* _Given task_
Report every line below that holds the word "Aufgaben".

— Begin Excerpted data —

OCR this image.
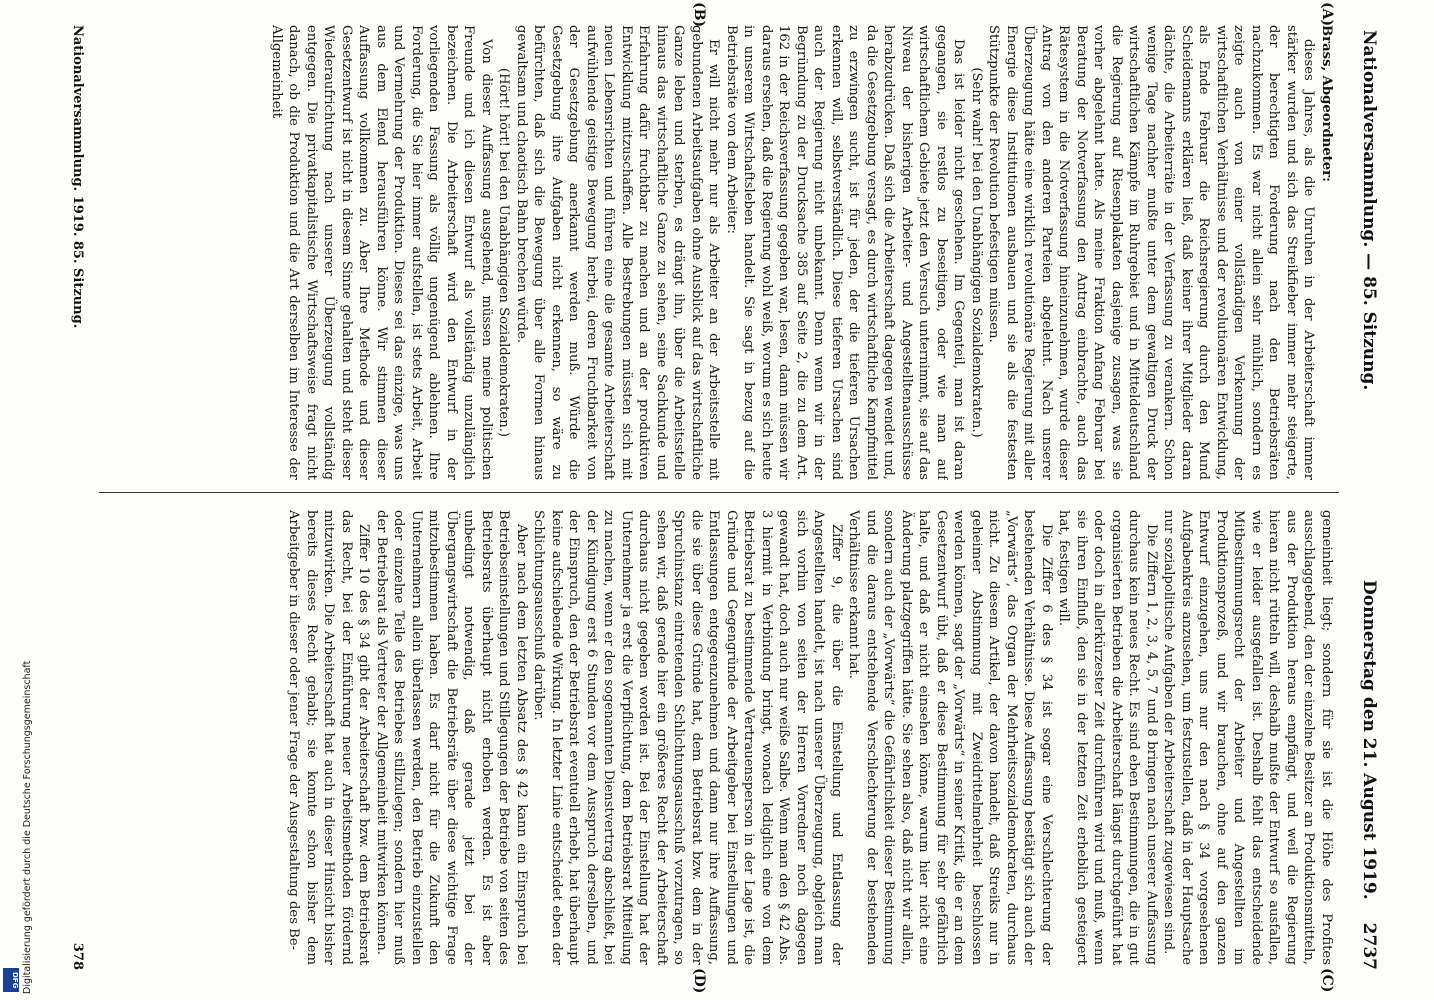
DFG Digitalisierung gefördert durch die Deutsche Forschungsgemeinschaft
Nationalversammlung. — 85. Sitzung.
Donnerstag den 21. August 1919.
2737
(A)
(B)
(C)
(D)

Brass, Abgeordneter:

dieses Jahres, als die Unruhen in der Arbeiterschaft immer stärker wurden und sich das Streikfieber immer mehr steigerte, der berechtigten Forderung nach den Betriebsräten nachzukommen. Es war nicht allein sehr mühlich, sondern es zeigte auch von einer vollständigen Verkennung der wirtschaftlichen Verhältnisse und der revolutionären Entwicklung, als Ende Februar die Reichsregierung durch den Mund Scheidemanns erklären ließ, daß keiner ihrer Mitglieder daran dächte, die Arbeiterräte in der Verfassung zu verankern. Schon wenige Tage nachher mußte unter dem gewaltigen Druck der wirtschaftlichen Kämpfe im Ruhrgebiet und in Mitteldeutschland die Regierung auf Riesenplakaten dasjenige zusagen, was sie vorher abgelehnt hatte. Als meine Fraktion Anfang Februar bei Beratung der Notverfassung den Antrag einbrachte, auch das Rätesystem in die Notverfassung hineinzunehmen, wurde dieser Antrag von den anderen Parteien abgelehnt. Nach unserer Überzeugung hätte eine wirklich revolutionäre Regierung mit aller Energie diese Institutionen ausbauen und sie als die festesten Stützpunkte der Revolution befestigen müssen.

(Sehr wahr! bei den Unabhängigen Sozialdemokraten.)

Das ist leider nicht geschehen. Im Gegenteil, man ist daran gegangen, sie restlos zu beseitigen, oder wie man auf wirtschaftlichem Gebiete jetzt den Versuch unternimmt, sie auf das Niveau der bisherigen Arbeiter- und Angestelltenausschüsse herabzudrücken. Daß sich die Arbeiterschaft dagegen wendet und, da die Gesetzgebung versagt, es durch wirtschaftliche Kampfmittel zu erzwingen sucht, ist für jeden, der die tieferen Ursachen erkennen will, selbstverständlich. Diese tieferen Ursachen sind auch der Regierung nicht unbekannt. Denn wenn wir in der Begründung zu der Drucksache 385 auf Seite 2, die zu dem Art. 162 in der Reichsverfassung gegeben war, lesen, dann müssen wir daraus ersehen, daß die Regierung wohl weiß, worum es sich heute in unserem Wirtschaftsleben handelt. Sie sagt in bezug auf die Betriebsräte von dem Arbeiter:

Er will nicht mehr nur als Arbeiter an der Arbeitsstelle mit gebundenen Arbeitsaufgaben ohne Ausblick auf das wirtschaftliche Ganze leben und sterben, es drängt ihn, über die Arbeitsstelle hinaus das wirtschaftliche Ganze zu sehen, seine Sachkunde und Erfahrung dafür fruchtbar zu machen und an der produktiven Entwicklung mitzuschaffen. Alle Bestrebungen müssten sich mit neuen Lebensrichten und führen eine die gesamte Arbeiterschaft aufwühlende geistige Bewegung herbei, deren Fruchtbarkeit von der Gesetzgebung anerkannt werden muß. Würde die Gesetzgebung ihre Aufgaben nicht erkennen, so wäre zu befürchten, daß sich die Bewegung über alle Formen hinaus gewaltsam und chaotisch Bahn brechen würde.

(Hört! hört! bei den Unabhängigen Sozialdemokraten.)

Von dieser Auffassung ausgehend, müssen meine politischen Freunde und ich diesen Entwurf als vollständig unzulänglich bezeichnen. Die Arbeiterschaft wird den Entwurf in der vorliegenden Fassung als völlig ungenügend ablehnen. Ihre Forderung, die Sie hier immer aufstellen, ist stets Arbeit, Arbeit und Vermehrung der Produktion. Dieses sei das einzige, was uns aus dem Elend herausführen könne. Wir stimmen dieser Auffassung vollkommen zu. Aber Ihre Methode und dieser Gesetzentwurf ist nicht in diesem Sinne gehalten und steht dieser Wiederaufrichtung nach unserer Überzeugung vollständig entgegen. Die privatkapitalistische Wirtschaftsweise fragt nicht danach, ob die Produktion und die Art derselben im Interesse der Allgemeinheit

gemeinheit liegt; sondern für sie ist die Höhe des Profites ausschlaggebend, den der einzelne Besitzer an Produktionsmitteln, aus der Produktion heraus empfängt, und weil die Regierung hieran nicht rütteln will, deshalb mußte der Entwurf so ausfallen, wie er leider ausgefallen ist. Deshalb fehlt das entscheidende Mitbestimmungsrecht der Arbeiter und Angestellten im Produktionsprozeß, und wir brauchen, ohne auf den ganzen Entwurf einzugehen, uns nur den nach § 34 vorgesehenen Aufgabenkreis anzusehen, um festzustellen, daß in der Hauptsache nur sozialpolitische Aufgaben der Arbeiterschaft zugewiesen sind.

Die Ziffern 1, 2, 3, 4, 5, 7 und 8 bringen nach unserer Auffassung durchaus kein neues Recht. Es sind eben Bestimmungen, die in gut organisierten Betrieben die Arbeiterschaft längst durchgeführt hat oder doch in allerkürzester Zeit durchführen wird und muß, wenn sie ihren Einfluß, den sie in der letzten Zeit erheblich gesteigert hat, festigen will.

Die Ziffer 6 des § 34 ist sogar eine Verschlechterung der bestehenden Verhältnisse. Diese Auffassung bestätigt sich auch der „Vorwärts“, das Organ der Mehrheitssozialdemokraten, durchaus nicht. Zu diesem Artikel, der davon handelt, daß Streiks nur in geheimer Abstimmung mit Zweidrittelmehrheit beschlossen werden können, sagt der „Vorwärts“ in seiner Kritik, die er an dem Gesetzentwurf übt, daß er diese Bestimmung für sehr gefährlich halte, und daß er nicht einsehen könne, warum hier nicht eine Änderung platzgegriffen hätte. Sie sehen also, daß nicht wir allein, sondern auch der „Vorwärts“ die Gefährlichkeit dieser Bestimmung und die daraus entstehende Verschlechterung der bestehenden Verhältnisse erkannt hat.

Ziffer 9, die über die Einstellung und Entlassung der Angestellten handelt, ist nach unserer Überzeugung, obgleich man sich vorhin von seiten der Herren Vorredner noch dagegen gewandt hat, doch auch nur weiße Salbe. Wenn man den § 42 Abs. 3 hiermit in Verbindung bringt, wonach lediglich eine von dem Betriebsrat zu bestimmende Vertrauensperson in der Lage ist, die Gründe und Gegengründe der Arbeitgeber bei Einstellungen und Entlassungen entgegenzunehmen und dann nur ihre Auffassung, die sie über diese Gründe hat, dem Betriebsrat bzw. dem in der Spruchinstanz eintretenden Schlichtungsausschuß vorzutragen, so sehen wir, daß gerade hier ein größeres Recht der Arbeiterschaft durchaus nicht gegeben worden ist. Bei der Einstellung hat der Unternehmer ja erst die Verpflichtung, dem Betriebsrat Mitteilung zu machen, wenn er den sogenannten Dienstvertrag abschließt, bei der Kündigung erst 6 Stunden vor dem Ausspruch derselben, und der Einspruch, den der Betriebsrat eventuell erhebt, hat überhaupt keine aufschiebende Wirkung. In letzter Linie entscheidet eben der Schlichtungsausschuß darüber.

Aber nach dem letzten Absatz des § 42 kann ein Einspruch bei Betriebseinstellungen und Stillegungen der Betriebe von seiten des Betriebsrats überhaupt nicht erhoben werden. Es ist aber unbedingt notwendig, daß gerade jetzt bei der Übergangswirtschaft die Betriebsräte über diese wichtige Frage mitzubestimmen haben. Es darf nicht für die Zukunft den Unternehmern allein überlassen werden, den Betrieb einzustellen oder einzelne Teile des Betriebes stillzulegen; sondern hier muß der Betriebsrat als Vertreter der Allgemeinheit mitwirken können.

Ziffer 10 des § 34 gibt der Arbeiterschaft bzw. dem Betriebsrat das Recht, bei der Einführung neuer Arbeitsmethoden fördernd mitzuwirken. Die Arbeiterschaft hat auch in dieser Hinsicht bisher bereits dieses Recht gehabt; sie konnte schon bisher dem Arbeitgeber in dieser oder jener Frage der Ausgestaltung des Be-

Nationalversammlung. 1919. 85. Sitzung.
378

— End Excerpted data —

* _The reply_
Er will nicht mehr nur als Arbeiter an der Arbeitsstelle mit gebundenen Arbeitsaufgaben ohne Ausblick auf das wirtschaftliche Ganze leben und sterben, es drängt ihn, über die Arbeitsstelle hinaus das wirtschaftliche Ganze zu sehen, seine Sachkunde und Erfahrung dafür fruchtbar zu machen und an der produktiven Entwicklung mitzuschaffen. Alle Bestrebungen müssten sich mit neuen Lebensrichten und führen eine die gesamte Arbeiterschaft aufwühlende geistige Bewegung herbei, deren Fruchtbarkeit von der Gesetzgebung anerkannt werden muß. Würde die Gesetzgebung ihre Aufgaben nicht erkennen, so wäre zu befürchten, daß sich die Bewegung über alle Formen hinaus gewaltsam und chaotisch Bahn brechen würde.
gemeinheit liegt; sondern für sie ist die Höhe des Profites ausschlaggebend, den der einzelne Besitzer an Produktionsmitteln, aus der Produktion heraus empfängt, und weil die Regierung hieran nicht rütteln will, deshalb mußte der Entwurf so ausfallen, wie er leider ausgefallen ist. Deshalb fehlt das entscheidende Mitbestimmungsrecht der Arbeiter und Angestellten im Produktionsprozeß, und wir brauchen, ohne auf den ganzen Entwurf einzugehen, uns nur den nach § 34 vorgesehenen Aufgabenkreis anzusehen, um festzustellen, daß in der Hauptsache nur sozialpolitische Aufgaben der Arbeiterschaft zugewiesen sind.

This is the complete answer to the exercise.